Stated exercise: Can you transcribe every entry word for word, skipping the images?
# start of Input for this task
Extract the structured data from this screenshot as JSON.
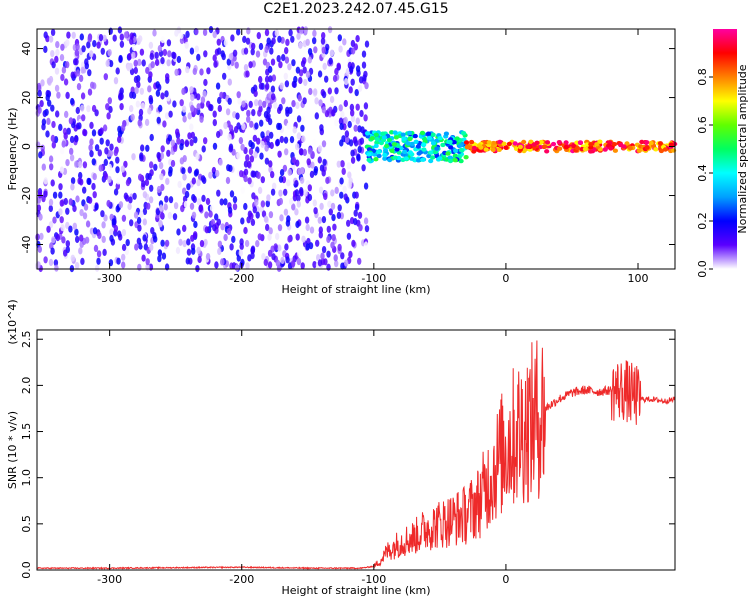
{
  "page": {
    "title": "C2E1.2023.242.07.45.G15"
  },
  "colors": {
    "snr_line": "#ee2a2a",
    "colorbar_stops": [
      "#ffffff",
      "#5a00ff",
      "#0000ff",
      "#00a0ff",
      "#00ffff",
      "#00ff60",
      "#60ff00",
      "#ffff00",
      "#ff8000",
      "#ff0000",
      "#ff00a0"
    ]
  },
  "chart_data": [
    {
      "type": "heatmap",
      "title": "",
      "xlabel": "Height of straight line (km)",
      "ylabel": "Frequency (Hz)",
      "xlim": [
        -355,
        128
      ],
      "ylim": [
        -50,
        48
      ],
      "x_ticks": [
        -300,
        -200,
        -100,
        0,
        100
      ],
      "y_ticks": [
        -40,
        -20,
        0,
        20,
        40
      ],
      "grid": false,
      "colorbar": {
        "label": "Normalized spectral amplitude",
        "range": [
          0,
          1
        ],
        "ticks": [
          "0.0",
          "0.2",
          "0.4",
          "0.6",
          "0.8"
        ]
      },
      "features": [
        {
          "region": "diffuse noise",
          "x_range": [
            -355,
            -105
          ],
          "y_range": [
            -50,
            48
          ],
          "amplitude_range": [
            0.0,
            0.2
          ]
        },
        {
          "region": "signal onset band",
          "x_range": [
            -105,
            -30
          ],
          "y_center": 0,
          "y_halfwidth": 6,
          "amplitude_range": [
            0.2,
            0.55
          ]
        },
        {
          "region": "carrier line",
          "x_range": [
            -30,
            128
          ],
          "y_center": 0,
          "y_halfwidth": 2,
          "amplitude_range": [
            0.7,
            1.0
          ]
        }
      ]
    },
    {
      "type": "line",
      "title": "",
      "xlabel": "Height of straight line (km)",
      "ylabel": "SNR (10 * v/v)",
      "y_multiplier": "(x10^4)",
      "xlim": [
        -355,
        128
      ],
      "ylim": [
        0,
        2.6
      ],
      "x_ticks": [
        -300,
        -200,
        -100,
        0
      ],
      "y_ticks": [
        0.0,
        0.5,
        1.0,
        1.5,
        2.0,
        2.5
      ],
      "grid": false,
      "series": [
        {
          "x": [
            -355,
            -300,
            -250,
            -200,
            -150,
            -110,
            -100,
            -95,
            -90,
            -80,
            -70,
            -60,
            -50,
            -40,
            -30,
            -20,
            -15,
            -10,
            -5,
            0,
            10,
            20,
            30,
            40,
            50,
            60,
            70,
            80,
            90,
            95,
            98,
            100,
            110,
            120,
            128
          ],
          "y": [
            0.02,
            0.02,
            0.025,
            0.03,
            0.02,
            0.02,
            0.04,
            0.1,
            0.2,
            0.3,
            0.35,
            0.45,
            0.5,
            0.55,
            0.6,
            0.75,
            0.9,
            1.05,
            1.2,
            1.35,
            1.5,
            1.6,
            1.75,
            1.85,
            1.92,
            1.95,
            1.93,
            1.95,
            1.95,
            1.9,
            1.9,
            1.85,
            1.85,
            1.83,
            1.85
          ]
        }
      ]
    }
  ]
}
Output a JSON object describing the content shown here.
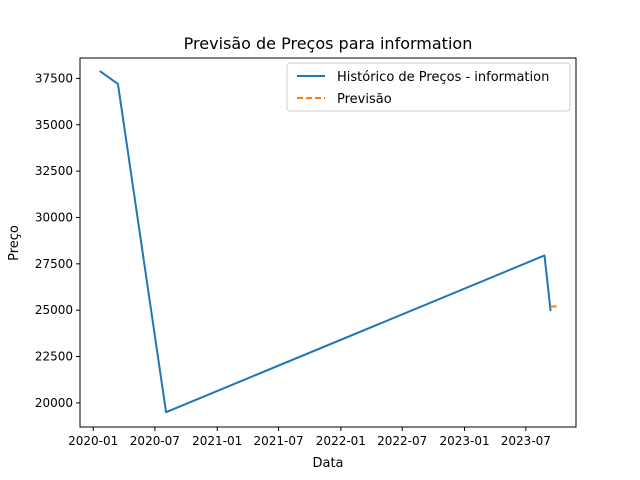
{
  "chart_data": {
    "type": "line",
    "title": "Previsão de Preços para information",
    "xlabel": "Data",
    "ylabel": "Preço",
    "x_axis_type": "date",
    "xlim": [
      "2019-11-23",
      "2023-11-26"
    ],
    "ylim": [
      18700,
      38600
    ],
    "x_ticks": [
      "2020-01",
      "2020-07",
      "2021-01",
      "2021-07",
      "2022-01",
      "2022-07",
      "2023-01",
      "2023-07"
    ],
    "y_ticks": [
      20000,
      22500,
      25000,
      27500,
      30000,
      32500,
      35000,
      37500
    ],
    "grid": false,
    "legend_position": "top-right",
    "series": [
      {
        "name": "Histórico de Preços - information",
        "color": "#1f77b4",
        "style": "solid",
        "points": [
          {
            "x": "2020-01-20",
            "y": 37900
          },
          {
            "x": "2020-03-14",
            "y": 37200
          },
          {
            "x": "2020-08-03",
            "y": 19500
          },
          {
            "x": "2023-08-25",
            "y": 27950
          },
          {
            "x": "2023-09-12",
            "y": 24950
          }
        ]
      },
      {
        "name": "Previsão",
        "color": "#ff7f0e",
        "style": "dashed",
        "points": [
          {
            "x": "2023-09-12",
            "y": 25200
          },
          {
            "x": "2023-10-08",
            "y": 25200
          }
        ]
      }
    ]
  }
}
# end of Input for this task
Task answer:
Extract the structured data from this screenshot as JSON.
{
  "page": {
    "title": "C2E1.2023.242.07.45.G15"
  },
  "colors": {
    "snr_line": "#ee2a2a",
    "colorbar_stops": [
      "#ffffff",
      "#5a00ff",
      "#0000ff",
      "#00a0ff",
      "#00ffff",
      "#00ff60",
      "#60ff00",
      "#ffff00",
      "#ff8000",
      "#ff0000",
      "#ff00a0"
    ]
  },
  "chart_data": [
    {
      "type": "heatmap",
      "title": "",
      "xlabel": "Height of straight line (km)",
      "ylabel": "Frequency (Hz)",
      "xlim": [
        -355,
        128
      ],
      "ylim": [
        -50,
        48
      ],
      "x_ticks": [
        -300,
        -200,
        -100,
        0,
        100
      ],
      "y_ticks": [
        -40,
        -20,
        0,
        20,
        40
      ],
      "grid": false,
      "colorbar": {
        "label": "Normalized spectral amplitude",
        "range": [
          0,
          1
        ],
        "ticks": [
          "0.0",
          "0.2",
          "0.4",
          "0.6",
          "0.8"
        ]
      },
      "features": [
        {
          "region": "diffuse noise",
          "x_range": [
            -355,
            -105
          ],
          "y_range": [
            -50,
            48
          ],
          "amplitude_range": [
            0.0,
            0.2
          ]
        },
        {
          "region": "signal onset band",
          "x_range": [
            -105,
            -30
          ],
          "y_center": 0,
          "y_halfwidth": 6,
          "amplitude_range": [
            0.2,
            0.55
          ]
        },
        {
          "region": "carrier line",
          "x_range": [
            -30,
            128
          ],
          "y_center": 0,
          "y_halfwidth": 2,
          "amplitude_range": [
            0.7,
            1.0
          ]
        }
      ]
    },
    {
      "type": "line",
      "title": "",
      "xlabel": "Height of straight line (km)",
      "ylabel": "SNR (10 * v/v)",
      "y_multiplier": "(x10^4)",
      "xlim": [
        -355,
        128
      ],
      "ylim": [
        0,
        2.6
      ],
      "x_ticks": [
        -300,
        -200,
        -100,
        0
      ],
      "y_ticks": [
        0.0,
        0.5,
        1.0,
        1.5,
        2.0,
        2.5
      ],
      "grid": false,
      "series": [
        {
          "x": [
            -355,
            -300,
            -250,
            -200,
            -150,
            -110,
            -100,
            -95,
            -90,
            -80,
            -70,
            -60,
            -50,
            -40,
            -30,
            -20,
            -15,
            -10,
            -5,
            0,
            10,
            20,
            30,
            40,
            50,
            60,
            70,
            80,
            90,
            95,
            98,
            100,
            110,
            120,
            128
          ],
          "y": [
            0.02,
            0.02,
            0.025,
            0.03,
            0.02,
            0.02,
            0.04,
            0.1,
            0.2,
            0.3,
            0.35,
            0.45,
            0.5,
            0.55,
            0.6,
            0.75,
            0.9,
            1.05,
            1.2,
            1.35,
            1.5,
            1.6,
            1.75,
            1.85,
            1.92,
            1.95,
            1.93,
            1.95,
            1.95,
            1.9,
            1.9,
            1.85,
            1.85,
            1.83,
            1.85
          ]
        }
      ]
    }
  ]
}
Output a JSON object describing the content shown here.
{
  "chart_data": {
    "type": "line",
    "title": "Previsão de Preços para information",
    "xlabel": "Data",
    "ylabel": "Preço",
    "x_axis_type": "date",
    "xlim": [
      "2019-11-23",
      "2023-11-26"
    ],
    "ylim": [
      18700,
      38600
    ],
    "x_ticks": [
      "2020-01",
      "2020-07",
      "2021-01",
      "2021-07",
      "2022-01",
      "2022-07",
      "2023-01",
      "2023-07"
    ],
    "y_ticks": [
      20000,
      22500,
      25000,
      27500,
      30000,
      32500,
      35000,
      37500
    ],
    "grid": false,
    "legend_position": "top-right",
    "series": [
      {
        "name": "Histórico de Preços - information",
        "color": "#1f77b4",
        "style": "solid",
        "points": [
          {
            "x": "2020-01-20",
            "y": 37900
          },
          {
            "x": "2020-03-14",
            "y": 37200
          },
          {
            "x": "2020-08-03",
            "y": 19500
          },
          {
            "x": "2023-08-25",
            "y": 27950
          },
          {
            "x": "2023-09-12",
            "y": 24950
          }
        ]
      },
      {
        "name": "Previsão",
        "color": "#ff7f0e",
        "style": "dashed",
        "points": [
          {
            "x": "2023-09-12",
            "y": 25200
          },
          {
            "x": "2023-10-08",
            "y": 25200
          }
        ]
      }
    ]
  }
}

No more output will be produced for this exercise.